SUPPLIED DATA ▸
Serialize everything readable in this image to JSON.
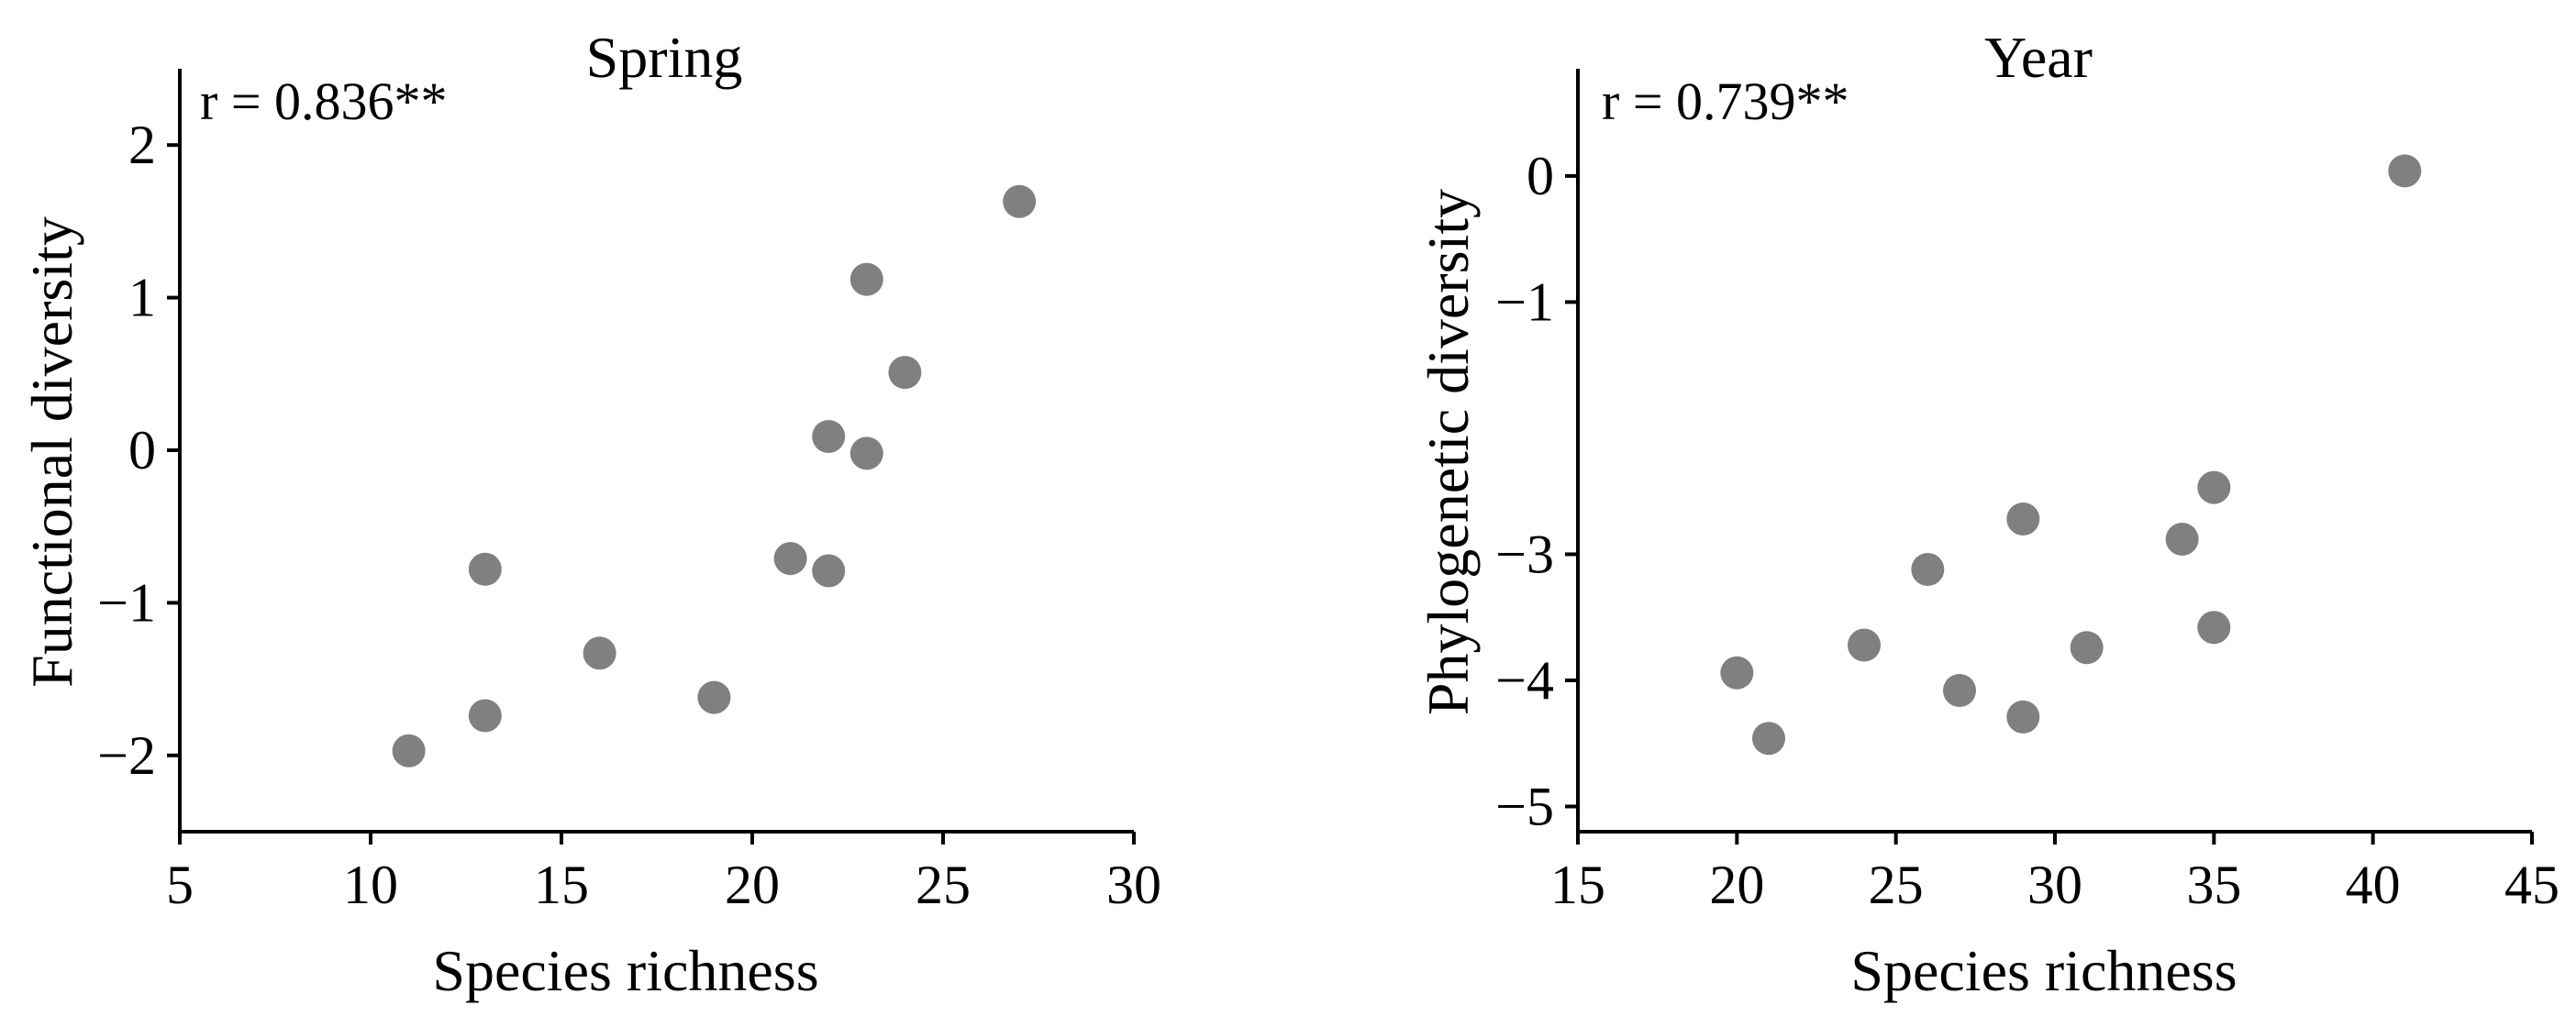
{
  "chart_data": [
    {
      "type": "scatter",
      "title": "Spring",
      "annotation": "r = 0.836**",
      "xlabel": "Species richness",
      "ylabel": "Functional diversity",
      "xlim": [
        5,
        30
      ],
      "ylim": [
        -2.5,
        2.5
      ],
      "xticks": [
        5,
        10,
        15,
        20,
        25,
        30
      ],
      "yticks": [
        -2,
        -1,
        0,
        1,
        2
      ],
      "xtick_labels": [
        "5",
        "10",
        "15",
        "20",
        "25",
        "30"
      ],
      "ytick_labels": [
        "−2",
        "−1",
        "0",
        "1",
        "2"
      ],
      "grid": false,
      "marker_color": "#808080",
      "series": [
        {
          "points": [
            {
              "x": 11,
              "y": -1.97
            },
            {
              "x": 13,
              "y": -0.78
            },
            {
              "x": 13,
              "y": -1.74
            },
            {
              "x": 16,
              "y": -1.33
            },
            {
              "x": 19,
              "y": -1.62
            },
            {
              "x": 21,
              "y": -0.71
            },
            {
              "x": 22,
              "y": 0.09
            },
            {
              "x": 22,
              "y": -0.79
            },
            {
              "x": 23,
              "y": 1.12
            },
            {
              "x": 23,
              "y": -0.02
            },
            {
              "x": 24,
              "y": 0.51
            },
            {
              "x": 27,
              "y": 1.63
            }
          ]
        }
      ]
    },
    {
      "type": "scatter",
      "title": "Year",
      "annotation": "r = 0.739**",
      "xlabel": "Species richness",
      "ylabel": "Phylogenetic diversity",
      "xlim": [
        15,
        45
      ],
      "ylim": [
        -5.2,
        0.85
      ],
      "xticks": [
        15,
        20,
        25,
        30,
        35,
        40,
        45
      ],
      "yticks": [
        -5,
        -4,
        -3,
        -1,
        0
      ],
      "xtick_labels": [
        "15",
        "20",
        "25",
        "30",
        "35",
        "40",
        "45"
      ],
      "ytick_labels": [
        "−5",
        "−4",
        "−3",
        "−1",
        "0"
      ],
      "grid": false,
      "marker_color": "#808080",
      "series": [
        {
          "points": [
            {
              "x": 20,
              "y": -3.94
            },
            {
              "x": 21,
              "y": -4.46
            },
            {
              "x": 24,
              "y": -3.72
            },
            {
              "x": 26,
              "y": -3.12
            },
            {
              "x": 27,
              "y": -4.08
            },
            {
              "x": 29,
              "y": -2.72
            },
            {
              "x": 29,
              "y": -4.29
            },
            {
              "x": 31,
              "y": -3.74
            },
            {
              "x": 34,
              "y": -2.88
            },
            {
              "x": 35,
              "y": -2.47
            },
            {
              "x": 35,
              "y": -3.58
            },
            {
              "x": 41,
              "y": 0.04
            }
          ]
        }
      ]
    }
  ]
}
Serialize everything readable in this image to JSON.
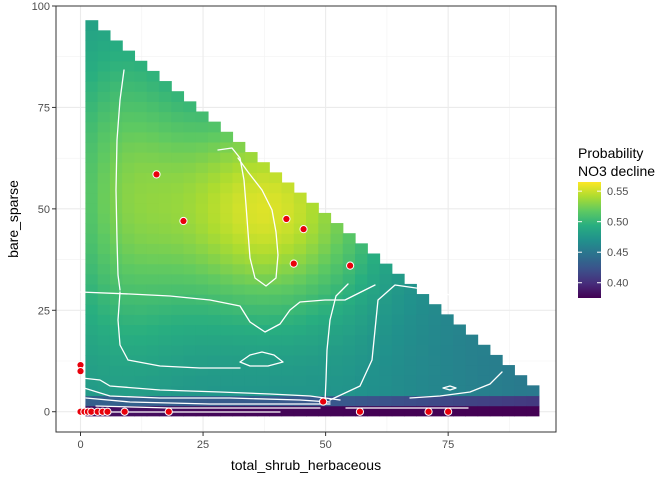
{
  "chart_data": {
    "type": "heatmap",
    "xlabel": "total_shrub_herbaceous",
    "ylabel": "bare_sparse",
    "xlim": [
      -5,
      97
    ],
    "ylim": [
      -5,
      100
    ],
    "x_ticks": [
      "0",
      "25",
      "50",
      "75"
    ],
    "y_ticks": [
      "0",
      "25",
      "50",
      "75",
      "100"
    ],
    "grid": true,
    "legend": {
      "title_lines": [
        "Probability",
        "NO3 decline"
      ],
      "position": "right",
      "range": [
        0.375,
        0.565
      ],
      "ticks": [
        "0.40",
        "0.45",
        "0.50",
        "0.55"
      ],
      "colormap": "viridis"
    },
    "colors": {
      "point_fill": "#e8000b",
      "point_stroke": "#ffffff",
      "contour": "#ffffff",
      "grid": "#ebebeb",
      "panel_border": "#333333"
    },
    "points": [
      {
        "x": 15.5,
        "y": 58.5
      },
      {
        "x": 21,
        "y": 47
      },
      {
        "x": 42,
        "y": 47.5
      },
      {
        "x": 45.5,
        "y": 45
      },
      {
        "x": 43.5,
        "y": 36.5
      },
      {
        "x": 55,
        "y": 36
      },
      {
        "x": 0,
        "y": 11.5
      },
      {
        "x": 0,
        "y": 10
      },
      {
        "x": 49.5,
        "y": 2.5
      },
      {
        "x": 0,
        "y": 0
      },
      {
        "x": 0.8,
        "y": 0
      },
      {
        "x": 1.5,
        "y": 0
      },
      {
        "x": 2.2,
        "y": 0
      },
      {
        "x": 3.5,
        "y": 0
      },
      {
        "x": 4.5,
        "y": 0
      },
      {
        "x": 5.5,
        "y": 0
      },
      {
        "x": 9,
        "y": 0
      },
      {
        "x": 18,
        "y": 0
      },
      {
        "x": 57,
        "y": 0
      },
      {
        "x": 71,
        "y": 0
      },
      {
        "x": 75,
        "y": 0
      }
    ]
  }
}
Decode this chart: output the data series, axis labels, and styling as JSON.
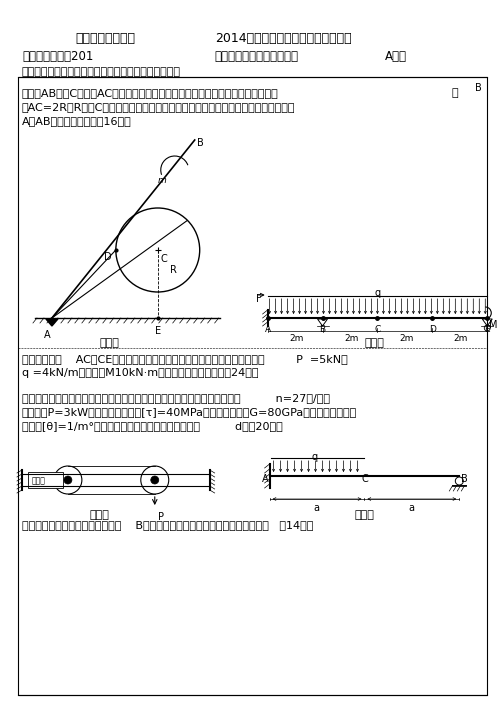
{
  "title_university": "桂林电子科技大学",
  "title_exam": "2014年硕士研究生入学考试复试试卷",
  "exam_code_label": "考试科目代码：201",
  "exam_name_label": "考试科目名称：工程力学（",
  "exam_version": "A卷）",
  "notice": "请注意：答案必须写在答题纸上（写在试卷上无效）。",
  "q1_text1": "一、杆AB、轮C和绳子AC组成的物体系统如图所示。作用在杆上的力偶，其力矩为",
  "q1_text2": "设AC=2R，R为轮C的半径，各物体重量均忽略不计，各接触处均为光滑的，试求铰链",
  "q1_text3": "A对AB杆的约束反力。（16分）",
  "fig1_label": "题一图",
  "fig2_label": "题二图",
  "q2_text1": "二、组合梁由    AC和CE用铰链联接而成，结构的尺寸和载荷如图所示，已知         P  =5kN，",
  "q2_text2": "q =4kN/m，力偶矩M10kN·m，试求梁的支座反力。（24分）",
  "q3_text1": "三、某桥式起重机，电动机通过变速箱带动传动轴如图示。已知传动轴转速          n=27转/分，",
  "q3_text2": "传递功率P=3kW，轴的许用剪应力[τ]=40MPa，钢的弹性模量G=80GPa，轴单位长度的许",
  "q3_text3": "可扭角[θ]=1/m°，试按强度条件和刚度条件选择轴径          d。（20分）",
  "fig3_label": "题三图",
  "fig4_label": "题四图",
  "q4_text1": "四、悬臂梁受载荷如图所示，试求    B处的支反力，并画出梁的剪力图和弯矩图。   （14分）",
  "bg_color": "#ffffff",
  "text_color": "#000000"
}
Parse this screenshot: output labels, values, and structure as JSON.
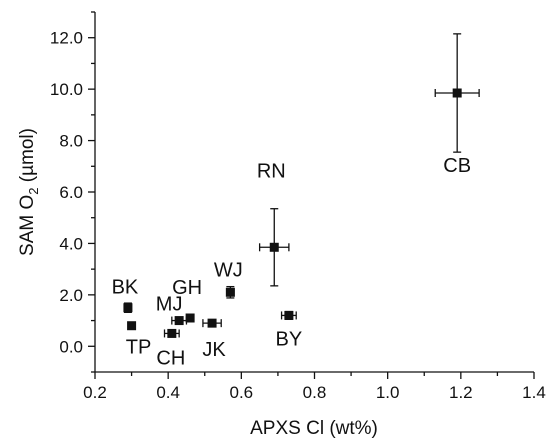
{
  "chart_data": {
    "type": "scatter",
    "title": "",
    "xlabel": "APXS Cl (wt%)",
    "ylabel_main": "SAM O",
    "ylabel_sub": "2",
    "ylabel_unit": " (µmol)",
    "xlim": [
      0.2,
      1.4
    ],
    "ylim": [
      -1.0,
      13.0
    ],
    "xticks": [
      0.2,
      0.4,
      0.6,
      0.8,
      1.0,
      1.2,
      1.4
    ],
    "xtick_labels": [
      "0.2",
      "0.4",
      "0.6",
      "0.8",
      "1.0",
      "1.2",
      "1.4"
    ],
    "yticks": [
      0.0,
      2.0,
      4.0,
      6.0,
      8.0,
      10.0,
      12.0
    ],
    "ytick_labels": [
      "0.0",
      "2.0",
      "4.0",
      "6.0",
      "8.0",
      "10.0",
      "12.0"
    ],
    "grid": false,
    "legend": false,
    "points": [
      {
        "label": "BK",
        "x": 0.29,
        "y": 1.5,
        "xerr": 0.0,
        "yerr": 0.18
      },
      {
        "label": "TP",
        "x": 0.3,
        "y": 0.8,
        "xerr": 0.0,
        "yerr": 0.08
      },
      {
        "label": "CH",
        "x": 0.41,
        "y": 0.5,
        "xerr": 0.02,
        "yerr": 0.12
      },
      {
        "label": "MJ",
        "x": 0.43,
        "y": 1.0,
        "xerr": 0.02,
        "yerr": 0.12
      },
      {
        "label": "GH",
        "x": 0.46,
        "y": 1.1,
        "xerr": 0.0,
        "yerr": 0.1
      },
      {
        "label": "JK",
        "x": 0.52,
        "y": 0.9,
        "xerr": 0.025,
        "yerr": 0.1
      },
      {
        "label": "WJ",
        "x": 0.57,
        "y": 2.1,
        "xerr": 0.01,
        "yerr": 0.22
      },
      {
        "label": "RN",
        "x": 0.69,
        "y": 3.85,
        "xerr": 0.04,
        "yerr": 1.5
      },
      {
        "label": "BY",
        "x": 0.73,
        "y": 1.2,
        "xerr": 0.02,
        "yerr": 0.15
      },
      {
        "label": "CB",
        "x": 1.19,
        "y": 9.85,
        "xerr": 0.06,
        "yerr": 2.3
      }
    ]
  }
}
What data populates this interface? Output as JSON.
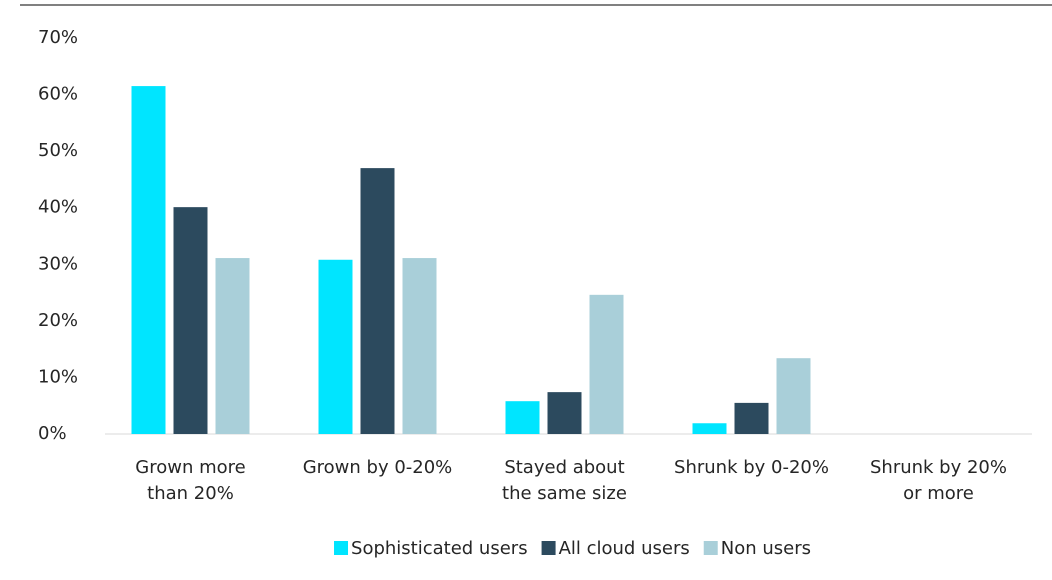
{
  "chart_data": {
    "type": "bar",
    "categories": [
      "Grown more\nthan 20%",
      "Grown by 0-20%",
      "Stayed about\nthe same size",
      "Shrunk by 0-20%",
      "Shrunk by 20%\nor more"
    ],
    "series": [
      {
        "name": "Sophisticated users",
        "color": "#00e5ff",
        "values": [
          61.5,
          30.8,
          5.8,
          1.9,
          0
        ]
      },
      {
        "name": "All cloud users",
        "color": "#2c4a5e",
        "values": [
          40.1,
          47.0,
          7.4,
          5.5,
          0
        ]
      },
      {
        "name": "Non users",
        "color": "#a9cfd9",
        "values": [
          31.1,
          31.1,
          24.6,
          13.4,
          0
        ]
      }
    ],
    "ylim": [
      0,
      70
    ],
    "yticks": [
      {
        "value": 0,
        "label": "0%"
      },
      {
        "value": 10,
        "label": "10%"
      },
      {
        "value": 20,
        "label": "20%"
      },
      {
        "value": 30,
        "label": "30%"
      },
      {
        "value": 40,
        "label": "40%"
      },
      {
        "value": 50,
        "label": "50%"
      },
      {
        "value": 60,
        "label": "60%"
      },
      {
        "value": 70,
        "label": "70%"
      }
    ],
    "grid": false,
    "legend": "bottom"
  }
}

EXERCISE ▸ Across all the entries, count the lines that contain the word "users" and give the number by itself.

SOLUTION TO THIS PROBLEM ▸ 3